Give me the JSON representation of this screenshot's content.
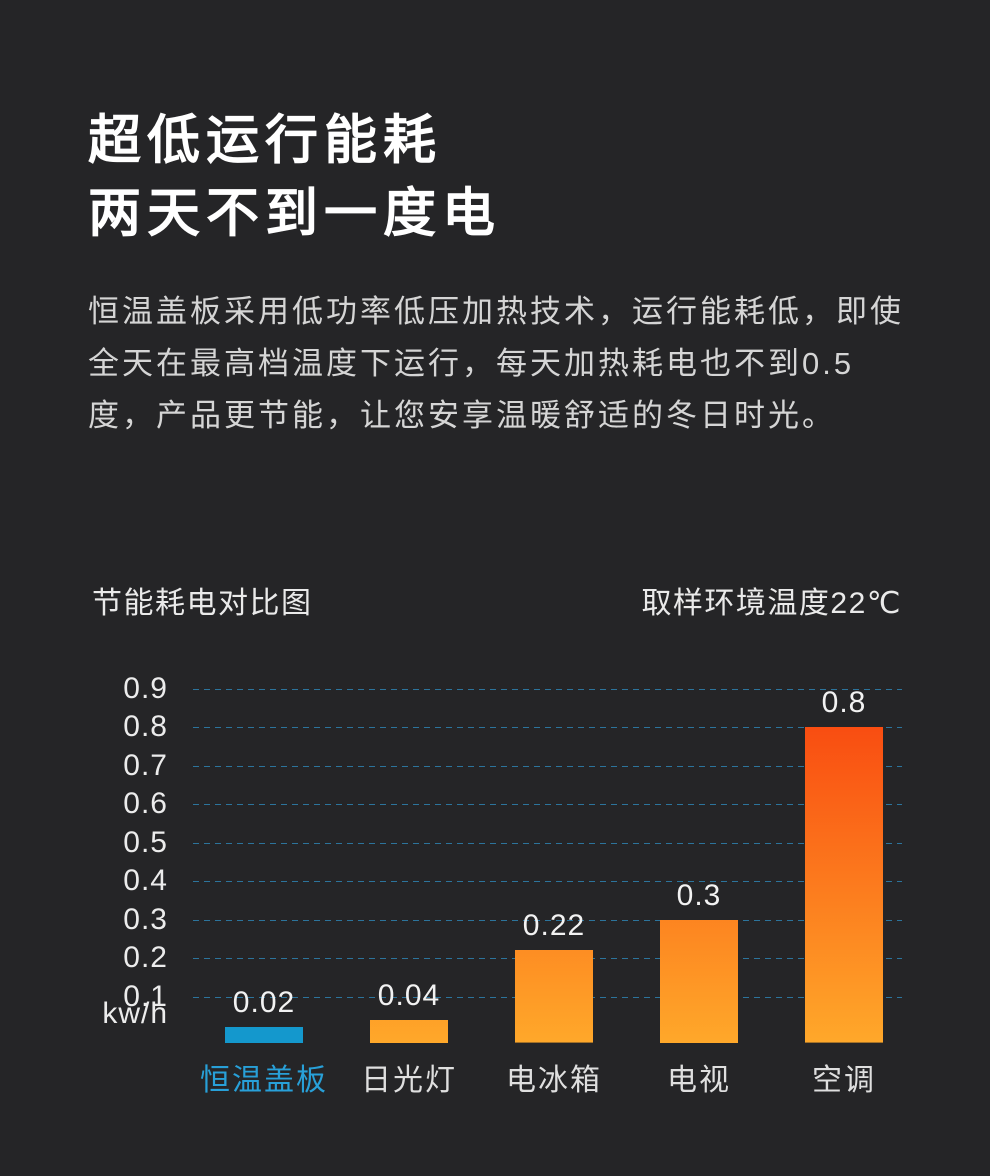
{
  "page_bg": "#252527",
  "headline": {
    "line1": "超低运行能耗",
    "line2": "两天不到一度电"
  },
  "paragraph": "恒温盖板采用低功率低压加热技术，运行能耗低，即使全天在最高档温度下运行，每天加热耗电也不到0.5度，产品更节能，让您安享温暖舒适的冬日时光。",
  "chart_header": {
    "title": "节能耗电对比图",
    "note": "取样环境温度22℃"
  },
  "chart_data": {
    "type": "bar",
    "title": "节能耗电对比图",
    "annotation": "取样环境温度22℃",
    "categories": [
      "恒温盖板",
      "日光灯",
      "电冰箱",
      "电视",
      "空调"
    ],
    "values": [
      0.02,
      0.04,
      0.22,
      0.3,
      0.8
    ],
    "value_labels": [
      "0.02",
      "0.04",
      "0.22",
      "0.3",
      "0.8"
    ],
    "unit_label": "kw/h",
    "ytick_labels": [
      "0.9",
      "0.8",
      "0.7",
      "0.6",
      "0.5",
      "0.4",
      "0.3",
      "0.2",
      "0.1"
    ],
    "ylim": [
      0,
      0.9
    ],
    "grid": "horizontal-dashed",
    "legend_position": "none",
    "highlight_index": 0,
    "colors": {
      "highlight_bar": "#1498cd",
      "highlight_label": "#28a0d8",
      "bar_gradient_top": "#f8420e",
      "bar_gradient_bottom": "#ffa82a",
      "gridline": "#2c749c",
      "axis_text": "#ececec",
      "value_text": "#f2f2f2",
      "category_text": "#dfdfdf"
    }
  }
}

......

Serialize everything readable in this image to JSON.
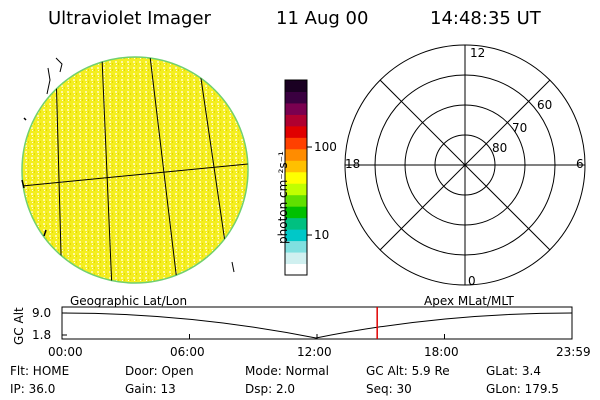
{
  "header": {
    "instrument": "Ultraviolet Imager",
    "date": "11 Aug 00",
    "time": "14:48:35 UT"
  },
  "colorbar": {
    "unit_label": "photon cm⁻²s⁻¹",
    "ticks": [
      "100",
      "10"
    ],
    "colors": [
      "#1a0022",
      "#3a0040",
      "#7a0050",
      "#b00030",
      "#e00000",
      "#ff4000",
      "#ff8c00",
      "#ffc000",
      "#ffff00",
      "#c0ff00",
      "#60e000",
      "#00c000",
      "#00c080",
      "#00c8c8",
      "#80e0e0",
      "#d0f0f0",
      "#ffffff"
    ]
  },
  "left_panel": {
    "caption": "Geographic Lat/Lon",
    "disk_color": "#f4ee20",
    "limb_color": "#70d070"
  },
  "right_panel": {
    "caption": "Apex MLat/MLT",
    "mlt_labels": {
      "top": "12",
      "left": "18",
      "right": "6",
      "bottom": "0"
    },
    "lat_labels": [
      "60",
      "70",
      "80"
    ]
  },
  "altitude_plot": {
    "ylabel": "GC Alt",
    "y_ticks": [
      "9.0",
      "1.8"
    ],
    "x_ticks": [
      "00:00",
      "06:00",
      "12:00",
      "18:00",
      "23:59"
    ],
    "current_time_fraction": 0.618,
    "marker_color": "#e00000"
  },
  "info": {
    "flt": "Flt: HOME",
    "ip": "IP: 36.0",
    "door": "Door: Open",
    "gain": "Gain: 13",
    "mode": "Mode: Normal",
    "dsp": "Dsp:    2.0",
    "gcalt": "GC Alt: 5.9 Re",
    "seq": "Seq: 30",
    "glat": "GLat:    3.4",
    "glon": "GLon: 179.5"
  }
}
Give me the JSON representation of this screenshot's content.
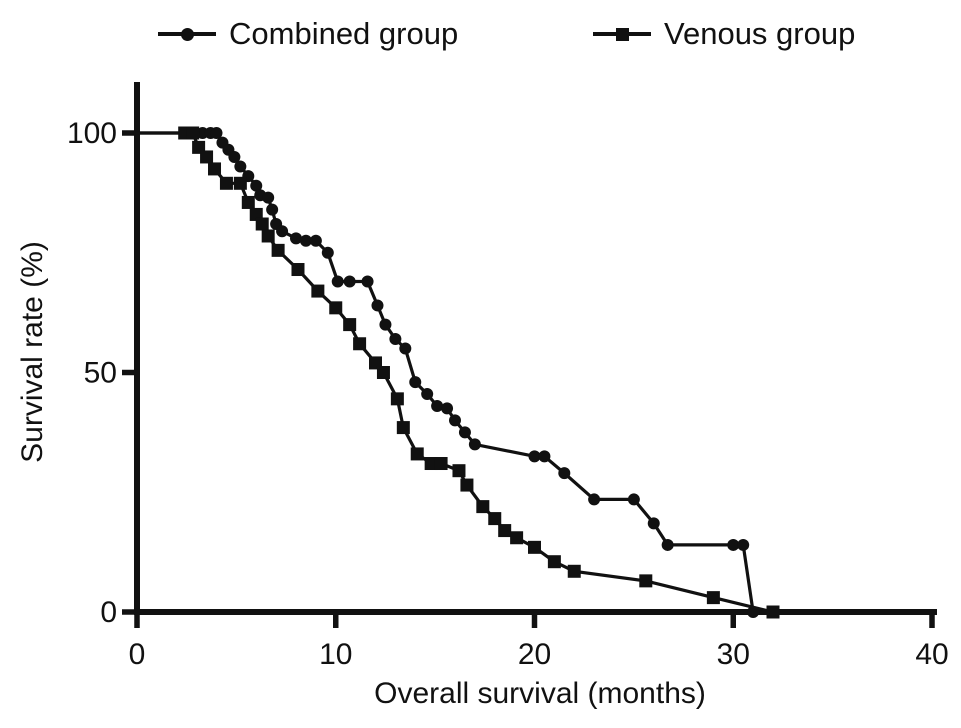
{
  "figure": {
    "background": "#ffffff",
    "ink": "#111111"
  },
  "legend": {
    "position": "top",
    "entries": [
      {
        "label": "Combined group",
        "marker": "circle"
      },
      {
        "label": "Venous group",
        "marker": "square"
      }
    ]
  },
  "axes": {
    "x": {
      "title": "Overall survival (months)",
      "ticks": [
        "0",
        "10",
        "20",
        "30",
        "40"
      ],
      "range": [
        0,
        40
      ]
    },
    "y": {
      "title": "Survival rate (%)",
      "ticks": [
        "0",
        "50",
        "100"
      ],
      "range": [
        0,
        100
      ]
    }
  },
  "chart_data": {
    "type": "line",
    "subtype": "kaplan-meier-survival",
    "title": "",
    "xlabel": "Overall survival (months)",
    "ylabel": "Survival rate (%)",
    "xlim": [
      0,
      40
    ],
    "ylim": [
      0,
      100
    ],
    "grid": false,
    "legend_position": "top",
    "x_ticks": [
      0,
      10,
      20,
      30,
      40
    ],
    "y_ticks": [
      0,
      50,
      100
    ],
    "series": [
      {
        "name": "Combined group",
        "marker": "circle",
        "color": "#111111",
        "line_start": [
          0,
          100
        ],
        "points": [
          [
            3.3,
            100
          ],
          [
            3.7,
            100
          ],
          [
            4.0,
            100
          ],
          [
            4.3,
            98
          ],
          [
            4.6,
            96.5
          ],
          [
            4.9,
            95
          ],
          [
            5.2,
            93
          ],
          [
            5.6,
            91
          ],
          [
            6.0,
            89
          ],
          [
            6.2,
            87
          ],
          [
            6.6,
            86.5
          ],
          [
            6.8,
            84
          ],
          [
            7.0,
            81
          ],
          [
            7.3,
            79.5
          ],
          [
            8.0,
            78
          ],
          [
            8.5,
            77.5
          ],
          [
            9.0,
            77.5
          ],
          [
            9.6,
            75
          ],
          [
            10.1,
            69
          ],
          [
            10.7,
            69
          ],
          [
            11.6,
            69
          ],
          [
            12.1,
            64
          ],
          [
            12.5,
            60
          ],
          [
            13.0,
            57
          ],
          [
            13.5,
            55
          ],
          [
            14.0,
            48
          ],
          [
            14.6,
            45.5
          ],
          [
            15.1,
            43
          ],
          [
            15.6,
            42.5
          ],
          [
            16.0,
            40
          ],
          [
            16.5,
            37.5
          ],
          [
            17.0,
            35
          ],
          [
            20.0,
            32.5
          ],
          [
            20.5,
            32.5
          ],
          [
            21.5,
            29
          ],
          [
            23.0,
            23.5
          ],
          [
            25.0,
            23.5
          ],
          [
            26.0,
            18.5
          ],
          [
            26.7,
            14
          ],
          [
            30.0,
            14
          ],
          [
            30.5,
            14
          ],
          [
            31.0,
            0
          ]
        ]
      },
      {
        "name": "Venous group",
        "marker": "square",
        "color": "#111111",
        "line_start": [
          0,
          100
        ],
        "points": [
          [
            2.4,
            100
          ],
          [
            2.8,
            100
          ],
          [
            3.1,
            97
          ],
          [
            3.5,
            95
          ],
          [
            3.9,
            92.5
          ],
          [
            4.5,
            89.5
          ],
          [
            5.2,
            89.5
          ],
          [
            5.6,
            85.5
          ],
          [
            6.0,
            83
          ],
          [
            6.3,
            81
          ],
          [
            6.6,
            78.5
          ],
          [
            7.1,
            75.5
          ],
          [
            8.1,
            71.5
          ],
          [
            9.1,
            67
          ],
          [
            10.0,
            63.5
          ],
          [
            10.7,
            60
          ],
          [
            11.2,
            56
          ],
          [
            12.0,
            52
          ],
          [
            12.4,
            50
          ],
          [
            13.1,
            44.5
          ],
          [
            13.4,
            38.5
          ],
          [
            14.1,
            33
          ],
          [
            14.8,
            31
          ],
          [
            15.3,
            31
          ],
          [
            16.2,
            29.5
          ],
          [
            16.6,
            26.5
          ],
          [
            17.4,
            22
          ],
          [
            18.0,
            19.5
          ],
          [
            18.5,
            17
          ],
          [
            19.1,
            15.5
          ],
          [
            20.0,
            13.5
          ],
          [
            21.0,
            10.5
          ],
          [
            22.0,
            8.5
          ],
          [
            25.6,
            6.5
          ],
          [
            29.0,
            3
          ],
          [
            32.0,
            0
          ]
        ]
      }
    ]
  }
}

......

OBJECTIVE | Check each line in the records for the word "caption" and say how many have it, with nothing else.

RESULT | 2